SET EXERCISE:
Copy the data precisely, keeping every character.

══════════════════════════════

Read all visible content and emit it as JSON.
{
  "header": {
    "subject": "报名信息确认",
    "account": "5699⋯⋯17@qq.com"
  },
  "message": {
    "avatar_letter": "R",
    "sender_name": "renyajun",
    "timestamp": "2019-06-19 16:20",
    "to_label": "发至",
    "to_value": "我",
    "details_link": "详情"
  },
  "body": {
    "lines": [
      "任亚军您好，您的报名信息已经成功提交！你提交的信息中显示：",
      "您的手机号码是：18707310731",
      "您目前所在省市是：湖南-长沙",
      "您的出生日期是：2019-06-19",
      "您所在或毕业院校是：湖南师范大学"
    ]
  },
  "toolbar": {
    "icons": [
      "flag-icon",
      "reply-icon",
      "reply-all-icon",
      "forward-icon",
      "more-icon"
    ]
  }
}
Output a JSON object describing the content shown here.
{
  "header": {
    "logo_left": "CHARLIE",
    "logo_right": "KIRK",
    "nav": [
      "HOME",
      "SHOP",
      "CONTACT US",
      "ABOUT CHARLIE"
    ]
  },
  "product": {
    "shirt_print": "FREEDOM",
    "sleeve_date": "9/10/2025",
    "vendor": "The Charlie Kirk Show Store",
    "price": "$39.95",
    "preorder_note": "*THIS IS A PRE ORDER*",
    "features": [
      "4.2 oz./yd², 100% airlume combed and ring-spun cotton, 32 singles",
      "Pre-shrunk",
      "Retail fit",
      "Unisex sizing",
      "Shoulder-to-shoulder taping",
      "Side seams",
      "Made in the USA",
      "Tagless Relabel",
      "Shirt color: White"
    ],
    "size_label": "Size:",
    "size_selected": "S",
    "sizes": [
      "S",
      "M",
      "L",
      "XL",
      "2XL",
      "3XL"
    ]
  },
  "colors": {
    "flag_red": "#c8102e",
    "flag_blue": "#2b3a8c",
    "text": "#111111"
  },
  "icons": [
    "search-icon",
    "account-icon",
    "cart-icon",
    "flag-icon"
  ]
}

══════════════════════════════

SOLUTION FOR THIS TASK:
Read all visible content and emit it as JSON.
{
  "header": {
    "subject": "报名信息确认",
    "account": "5699⋯⋯17@qq.com"
  },
  "message": {
    "avatar_letter": "R",
    "sender_name": "renyajun",
    "timestamp": "2019-06-19 16:20",
    "to_label": "发至",
    "to_value": "我",
    "details_link": "详情"
  },
  "body": {
    "lines": [
      "任亚军您好，您的报名信息已经成功提交！你提交的信息中显示：",
      "您的手机号码是：18707310731",
      "您目前所在省市是：湖南-长沙",
      "您的出生日期是：2019-06-19",
      "您所在或毕业院校是：湖南师范大学"
    ]
  },
  "toolbar": {
    "icons": [
      "flag-icon",
      "reply-icon",
      "reply-all-icon",
      "forward-icon",
      "more-icon"
    ]
  }
}
Output a JSON object describing the content shown here.
{
  "header": {
    "logo_left": "CHARLIE",
    "logo_right": "KIRK",
    "nav": [
      "HOME",
      "SHOP",
      "CONTACT US",
      "ABOUT CHARLIE"
    ]
  },
  "product": {
    "shirt_print": "FREEDOM",
    "sleeve_date": "9/10/2025",
    "vendor": "The Charlie Kirk Show Store",
    "price": "$39.95",
    "preorder_note": "*THIS IS A PRE ORDER*",
    "features": [
      "4.2 oz./yd², 100% airlume combed and ring-spun cotton, 32 singles",
      "Pre-shrunk",
      "Retail fit",
      "Unisex sizing",
      "Shoulder-to-shoulder taping",
      "Side seams",
      "Made in the USA",
      "Tagless Relabel",
      "Shirt color: White"
    ],
    "size_label": "Size:",
    "size_selected": "S",
    "sizes": [
      "S",
      "M",
      "L",
      "XL",
      "2XL",
      "3XL"
    ]
  },
  "colors": {
    "flag_red": "#c8102e",
    "flag_blue": "#2b3a8c",
    "text": "#111111"
  },
  "icons": [
    "search-icon",
    "account-icon",
    "cart-icon",
    "flag-icon"
  ]
}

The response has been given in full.